◆ INPUT
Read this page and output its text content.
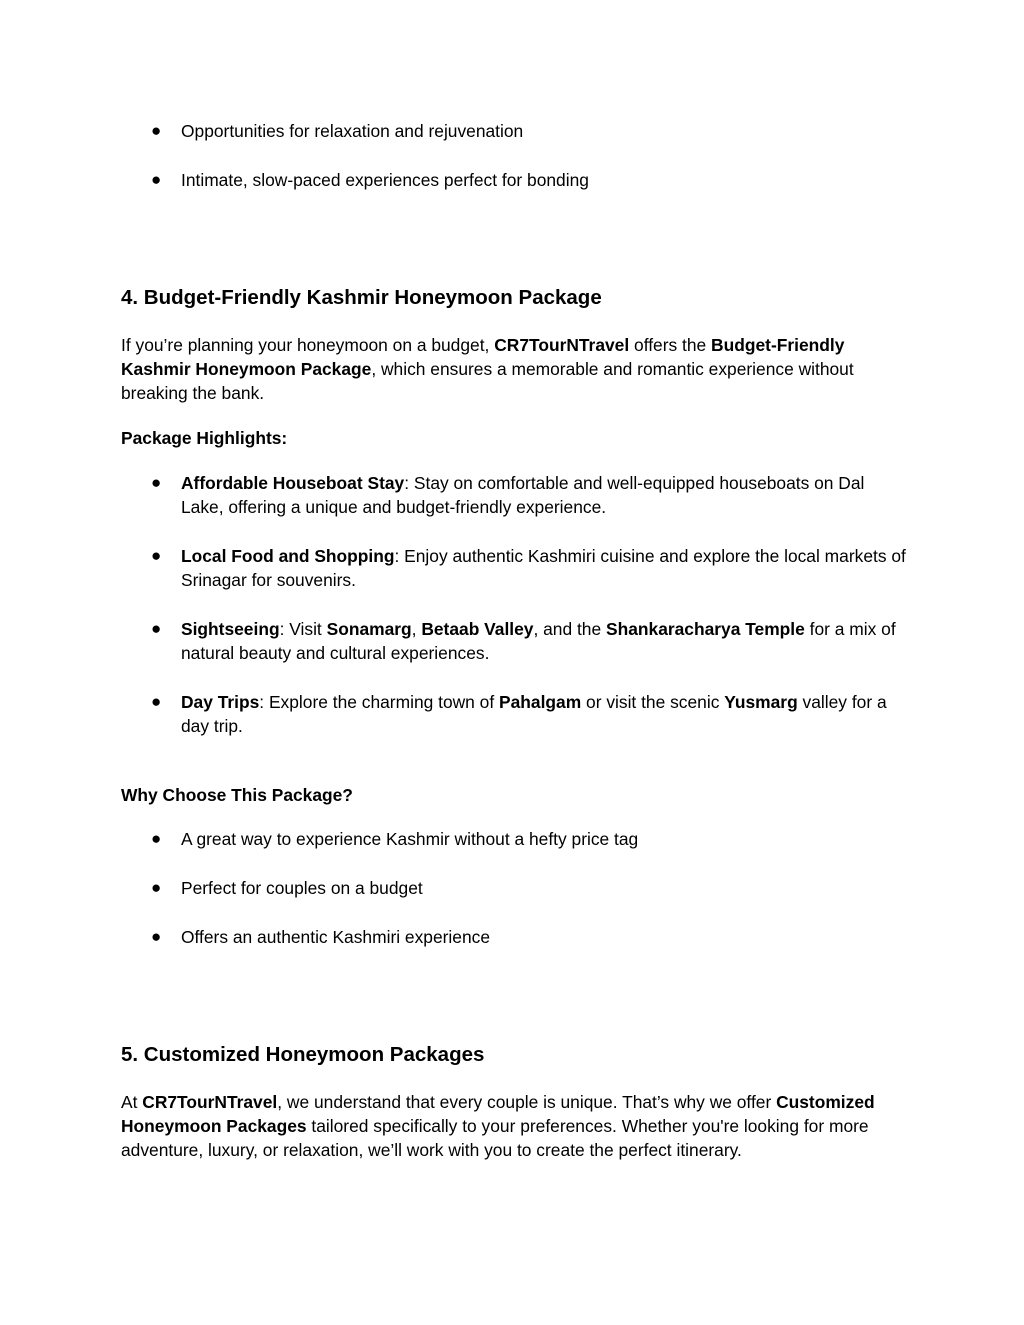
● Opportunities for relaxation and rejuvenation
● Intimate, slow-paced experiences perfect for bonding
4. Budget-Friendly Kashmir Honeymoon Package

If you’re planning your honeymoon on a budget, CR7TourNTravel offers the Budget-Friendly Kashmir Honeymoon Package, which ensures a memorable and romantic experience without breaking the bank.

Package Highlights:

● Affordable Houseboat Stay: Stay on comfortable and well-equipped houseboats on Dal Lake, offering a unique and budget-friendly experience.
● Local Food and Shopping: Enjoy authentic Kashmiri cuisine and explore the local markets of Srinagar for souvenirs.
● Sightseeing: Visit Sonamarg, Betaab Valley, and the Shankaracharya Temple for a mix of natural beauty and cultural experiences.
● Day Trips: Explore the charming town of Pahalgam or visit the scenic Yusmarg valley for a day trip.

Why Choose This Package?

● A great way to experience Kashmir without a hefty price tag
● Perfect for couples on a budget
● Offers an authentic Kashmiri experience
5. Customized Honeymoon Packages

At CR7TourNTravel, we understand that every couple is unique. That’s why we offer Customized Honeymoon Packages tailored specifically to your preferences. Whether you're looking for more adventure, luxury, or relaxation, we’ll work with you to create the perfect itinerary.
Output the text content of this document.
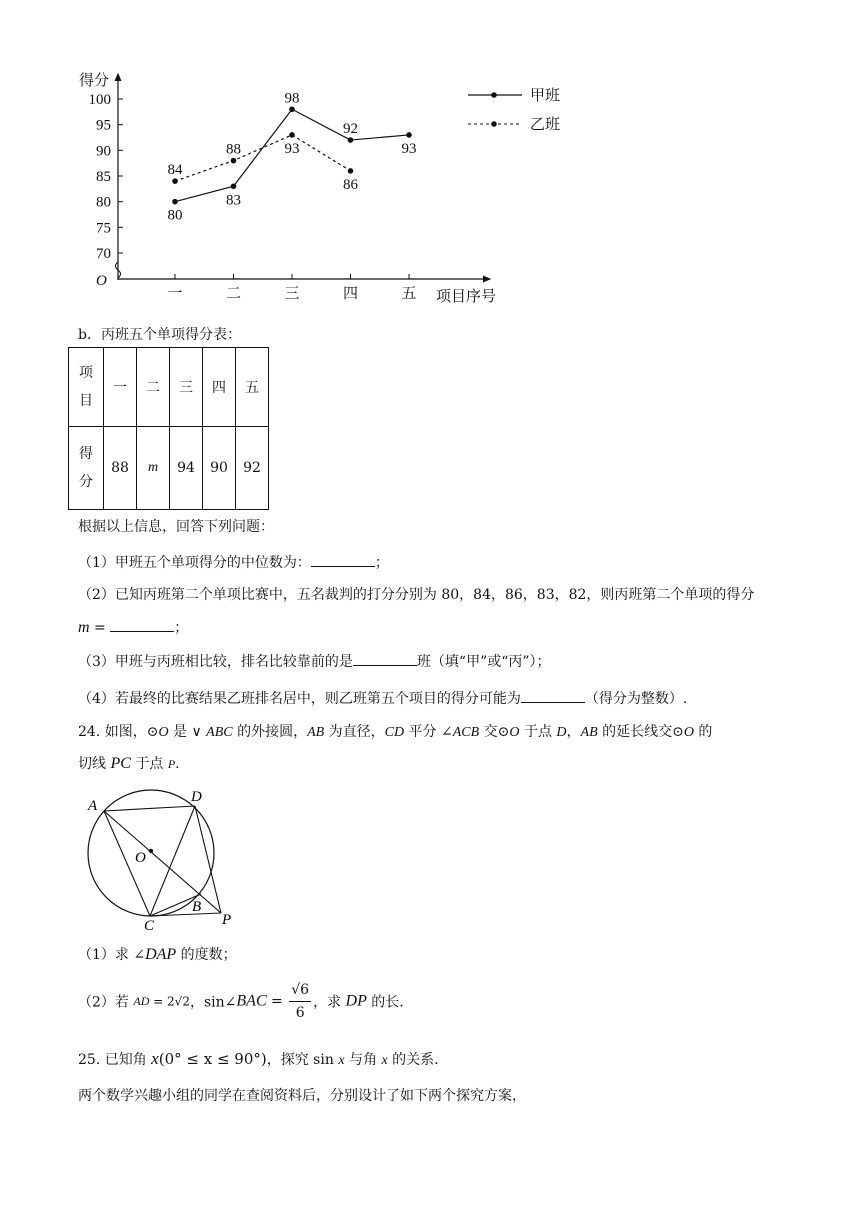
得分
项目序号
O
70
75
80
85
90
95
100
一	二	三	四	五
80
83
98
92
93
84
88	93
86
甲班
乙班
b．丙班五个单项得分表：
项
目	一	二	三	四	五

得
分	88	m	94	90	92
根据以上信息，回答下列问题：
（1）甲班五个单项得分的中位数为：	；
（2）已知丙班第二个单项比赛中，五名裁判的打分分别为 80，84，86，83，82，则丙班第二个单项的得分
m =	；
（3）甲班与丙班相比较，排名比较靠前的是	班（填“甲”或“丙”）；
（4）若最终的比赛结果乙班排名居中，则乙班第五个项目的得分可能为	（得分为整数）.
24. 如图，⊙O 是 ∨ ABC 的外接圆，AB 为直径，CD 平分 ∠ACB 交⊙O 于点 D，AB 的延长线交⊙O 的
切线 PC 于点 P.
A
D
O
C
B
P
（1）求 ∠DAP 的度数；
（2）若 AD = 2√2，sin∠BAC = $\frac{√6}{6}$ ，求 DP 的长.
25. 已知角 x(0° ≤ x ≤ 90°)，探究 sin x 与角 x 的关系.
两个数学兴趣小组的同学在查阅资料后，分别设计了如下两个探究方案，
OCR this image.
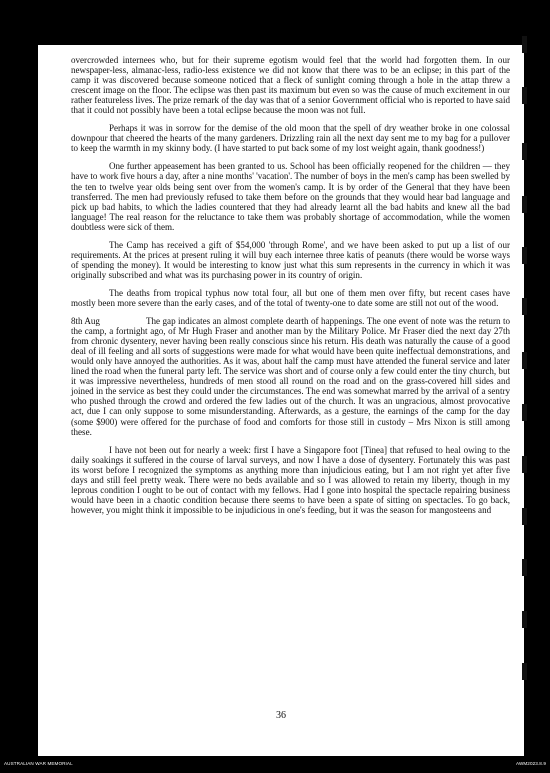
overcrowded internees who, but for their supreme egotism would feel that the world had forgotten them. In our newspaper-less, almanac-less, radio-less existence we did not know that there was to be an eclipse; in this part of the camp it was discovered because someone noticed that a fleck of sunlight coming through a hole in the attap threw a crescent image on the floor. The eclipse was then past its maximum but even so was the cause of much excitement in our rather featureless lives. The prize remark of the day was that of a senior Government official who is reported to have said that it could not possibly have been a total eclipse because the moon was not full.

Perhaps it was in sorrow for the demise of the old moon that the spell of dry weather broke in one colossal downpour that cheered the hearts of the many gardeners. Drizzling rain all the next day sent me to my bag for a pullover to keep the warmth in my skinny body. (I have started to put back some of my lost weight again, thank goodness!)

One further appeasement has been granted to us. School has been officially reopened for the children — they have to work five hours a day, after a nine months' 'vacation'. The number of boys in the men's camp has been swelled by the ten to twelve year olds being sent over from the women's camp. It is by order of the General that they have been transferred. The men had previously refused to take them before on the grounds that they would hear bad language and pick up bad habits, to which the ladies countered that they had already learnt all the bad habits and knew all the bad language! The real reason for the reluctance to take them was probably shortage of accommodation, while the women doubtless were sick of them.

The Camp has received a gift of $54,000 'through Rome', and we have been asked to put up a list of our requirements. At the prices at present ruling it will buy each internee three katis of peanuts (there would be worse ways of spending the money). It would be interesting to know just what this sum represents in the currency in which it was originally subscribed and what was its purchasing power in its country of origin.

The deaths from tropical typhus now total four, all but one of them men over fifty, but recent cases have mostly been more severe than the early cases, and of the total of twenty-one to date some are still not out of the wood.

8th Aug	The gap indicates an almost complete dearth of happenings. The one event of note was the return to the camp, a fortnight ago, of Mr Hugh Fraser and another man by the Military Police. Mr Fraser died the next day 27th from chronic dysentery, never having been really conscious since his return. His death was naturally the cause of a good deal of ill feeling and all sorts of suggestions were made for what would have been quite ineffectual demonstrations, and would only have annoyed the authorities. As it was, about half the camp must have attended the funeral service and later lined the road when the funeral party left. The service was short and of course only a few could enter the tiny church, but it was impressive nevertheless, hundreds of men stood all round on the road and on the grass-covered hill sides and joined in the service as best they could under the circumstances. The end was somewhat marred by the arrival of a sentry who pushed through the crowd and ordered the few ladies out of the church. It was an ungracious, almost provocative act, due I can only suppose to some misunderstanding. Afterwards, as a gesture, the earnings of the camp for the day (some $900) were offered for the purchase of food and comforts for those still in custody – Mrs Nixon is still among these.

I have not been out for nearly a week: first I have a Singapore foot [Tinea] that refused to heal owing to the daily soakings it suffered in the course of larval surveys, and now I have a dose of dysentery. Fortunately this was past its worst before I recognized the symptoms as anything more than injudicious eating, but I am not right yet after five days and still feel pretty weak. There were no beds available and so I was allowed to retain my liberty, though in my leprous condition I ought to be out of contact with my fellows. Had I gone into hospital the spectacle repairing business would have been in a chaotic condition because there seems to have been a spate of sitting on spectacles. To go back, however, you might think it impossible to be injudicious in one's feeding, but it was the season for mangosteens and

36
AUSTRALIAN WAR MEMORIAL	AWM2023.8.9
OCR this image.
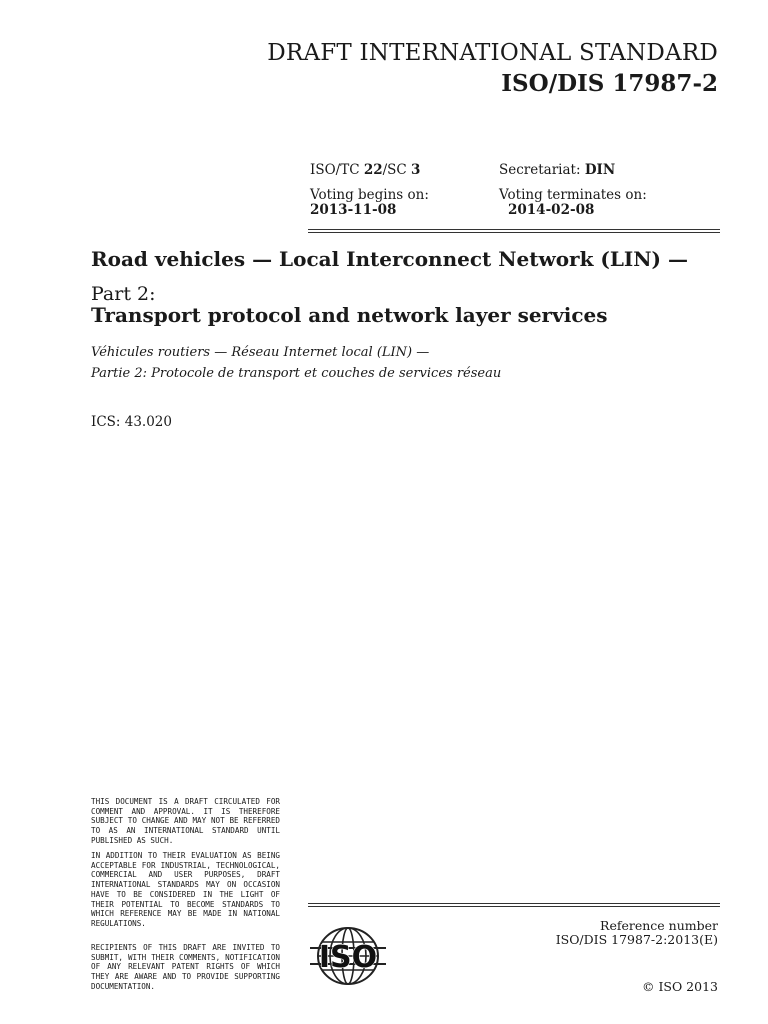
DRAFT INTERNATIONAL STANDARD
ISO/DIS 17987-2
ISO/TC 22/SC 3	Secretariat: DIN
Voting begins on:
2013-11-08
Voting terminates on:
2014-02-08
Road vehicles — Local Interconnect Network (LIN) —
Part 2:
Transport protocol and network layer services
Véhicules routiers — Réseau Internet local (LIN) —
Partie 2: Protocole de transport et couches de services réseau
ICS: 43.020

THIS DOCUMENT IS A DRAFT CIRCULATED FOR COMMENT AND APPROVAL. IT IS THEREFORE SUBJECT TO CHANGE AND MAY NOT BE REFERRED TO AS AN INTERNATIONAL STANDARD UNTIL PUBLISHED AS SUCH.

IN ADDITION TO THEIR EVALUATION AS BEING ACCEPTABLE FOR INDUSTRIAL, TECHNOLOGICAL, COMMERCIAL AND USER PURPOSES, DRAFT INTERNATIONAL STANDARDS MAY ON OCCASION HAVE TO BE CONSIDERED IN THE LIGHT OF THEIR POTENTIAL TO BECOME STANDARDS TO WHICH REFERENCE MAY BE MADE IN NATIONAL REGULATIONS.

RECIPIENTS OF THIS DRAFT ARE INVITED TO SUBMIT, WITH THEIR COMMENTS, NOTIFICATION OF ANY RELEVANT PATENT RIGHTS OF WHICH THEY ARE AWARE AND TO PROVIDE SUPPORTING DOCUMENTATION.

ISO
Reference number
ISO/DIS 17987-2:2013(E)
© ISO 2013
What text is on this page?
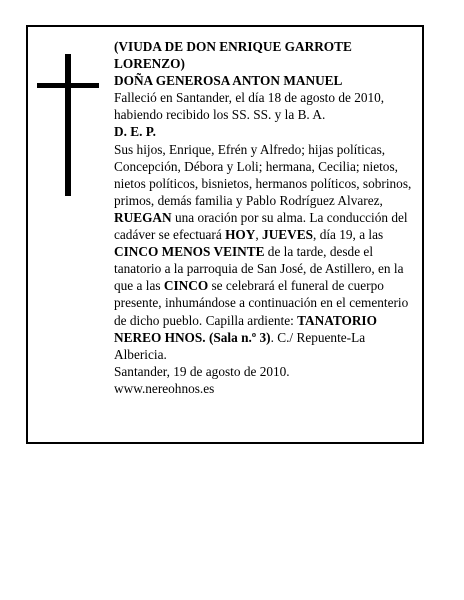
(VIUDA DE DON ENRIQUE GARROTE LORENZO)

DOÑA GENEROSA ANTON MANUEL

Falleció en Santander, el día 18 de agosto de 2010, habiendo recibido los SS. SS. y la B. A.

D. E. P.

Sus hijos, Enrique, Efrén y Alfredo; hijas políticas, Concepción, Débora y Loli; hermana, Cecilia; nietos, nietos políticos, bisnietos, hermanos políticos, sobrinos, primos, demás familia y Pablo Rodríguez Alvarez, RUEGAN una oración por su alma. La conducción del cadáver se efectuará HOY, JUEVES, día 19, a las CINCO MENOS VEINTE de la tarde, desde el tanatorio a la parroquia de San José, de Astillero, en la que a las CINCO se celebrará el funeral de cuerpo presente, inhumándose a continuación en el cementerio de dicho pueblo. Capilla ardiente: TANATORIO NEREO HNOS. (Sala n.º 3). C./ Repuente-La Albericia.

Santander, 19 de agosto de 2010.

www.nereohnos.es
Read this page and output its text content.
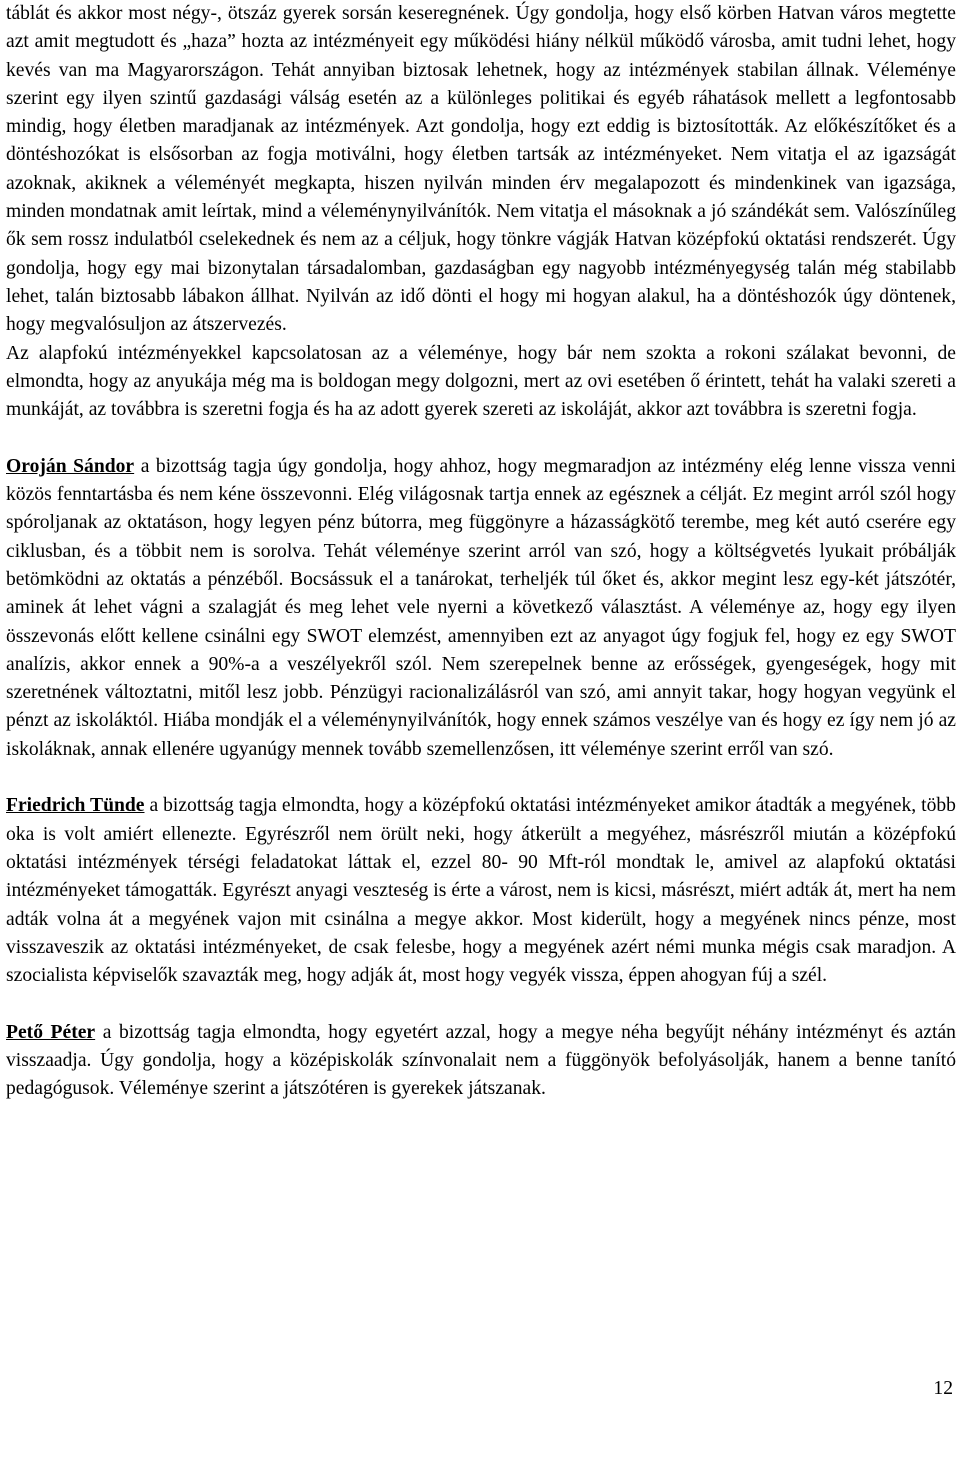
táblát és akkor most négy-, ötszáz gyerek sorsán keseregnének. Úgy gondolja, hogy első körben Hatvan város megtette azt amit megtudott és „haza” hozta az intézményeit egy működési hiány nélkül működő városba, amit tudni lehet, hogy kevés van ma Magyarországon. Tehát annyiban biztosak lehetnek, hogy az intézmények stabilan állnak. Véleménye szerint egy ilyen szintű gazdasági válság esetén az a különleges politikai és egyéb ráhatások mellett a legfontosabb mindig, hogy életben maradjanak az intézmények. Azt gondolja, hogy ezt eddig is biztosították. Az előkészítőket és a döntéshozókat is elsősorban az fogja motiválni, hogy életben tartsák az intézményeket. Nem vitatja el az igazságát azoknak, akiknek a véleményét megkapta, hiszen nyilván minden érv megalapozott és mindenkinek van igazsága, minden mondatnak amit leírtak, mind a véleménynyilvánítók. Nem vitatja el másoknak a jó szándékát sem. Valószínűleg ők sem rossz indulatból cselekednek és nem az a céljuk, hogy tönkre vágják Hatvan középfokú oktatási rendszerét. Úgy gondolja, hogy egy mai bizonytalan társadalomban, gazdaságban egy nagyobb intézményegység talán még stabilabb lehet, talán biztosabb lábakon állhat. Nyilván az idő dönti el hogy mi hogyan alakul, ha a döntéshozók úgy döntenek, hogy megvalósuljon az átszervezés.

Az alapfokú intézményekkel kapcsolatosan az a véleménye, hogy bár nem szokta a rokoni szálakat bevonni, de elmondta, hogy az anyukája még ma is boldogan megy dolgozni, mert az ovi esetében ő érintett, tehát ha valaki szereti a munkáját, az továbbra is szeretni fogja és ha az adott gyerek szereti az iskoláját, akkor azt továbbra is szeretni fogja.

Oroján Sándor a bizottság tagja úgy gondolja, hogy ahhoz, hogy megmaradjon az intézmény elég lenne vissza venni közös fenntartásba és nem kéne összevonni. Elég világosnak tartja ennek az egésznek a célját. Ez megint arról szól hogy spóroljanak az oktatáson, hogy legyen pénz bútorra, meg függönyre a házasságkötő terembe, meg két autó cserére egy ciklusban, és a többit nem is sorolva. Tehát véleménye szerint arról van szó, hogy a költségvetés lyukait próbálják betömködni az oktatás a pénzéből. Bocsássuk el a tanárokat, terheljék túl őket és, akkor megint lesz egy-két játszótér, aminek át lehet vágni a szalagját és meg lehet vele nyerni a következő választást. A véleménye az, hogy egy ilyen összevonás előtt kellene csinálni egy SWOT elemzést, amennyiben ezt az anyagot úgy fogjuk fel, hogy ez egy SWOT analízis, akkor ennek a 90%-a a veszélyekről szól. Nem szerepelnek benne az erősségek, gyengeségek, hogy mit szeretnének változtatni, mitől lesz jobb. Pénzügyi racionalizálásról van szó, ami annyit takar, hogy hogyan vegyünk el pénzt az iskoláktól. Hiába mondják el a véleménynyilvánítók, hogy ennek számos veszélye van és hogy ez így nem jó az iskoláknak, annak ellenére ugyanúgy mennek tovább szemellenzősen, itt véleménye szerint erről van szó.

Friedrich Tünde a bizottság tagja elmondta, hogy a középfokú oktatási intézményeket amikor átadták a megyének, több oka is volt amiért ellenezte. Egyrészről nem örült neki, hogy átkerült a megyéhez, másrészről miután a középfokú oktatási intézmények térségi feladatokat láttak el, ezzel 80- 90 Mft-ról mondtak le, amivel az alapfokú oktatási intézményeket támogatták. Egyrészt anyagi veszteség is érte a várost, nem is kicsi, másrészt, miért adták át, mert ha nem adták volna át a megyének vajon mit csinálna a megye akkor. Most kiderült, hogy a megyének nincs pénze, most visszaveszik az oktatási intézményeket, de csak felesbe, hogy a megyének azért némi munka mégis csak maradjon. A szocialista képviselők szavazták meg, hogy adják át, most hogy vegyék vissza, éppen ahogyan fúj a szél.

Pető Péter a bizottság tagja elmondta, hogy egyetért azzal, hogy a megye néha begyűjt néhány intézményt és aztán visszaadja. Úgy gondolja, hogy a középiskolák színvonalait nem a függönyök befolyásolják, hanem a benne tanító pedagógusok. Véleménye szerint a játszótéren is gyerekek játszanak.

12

◆ AIM OF THE EXERCISE
Scan the material above for the word "services". Copy each line where it occurs.

◆ TASK OUTPUT
Transport protocol and network layer services
Partie 2: Protocole de transport et couches de services réseau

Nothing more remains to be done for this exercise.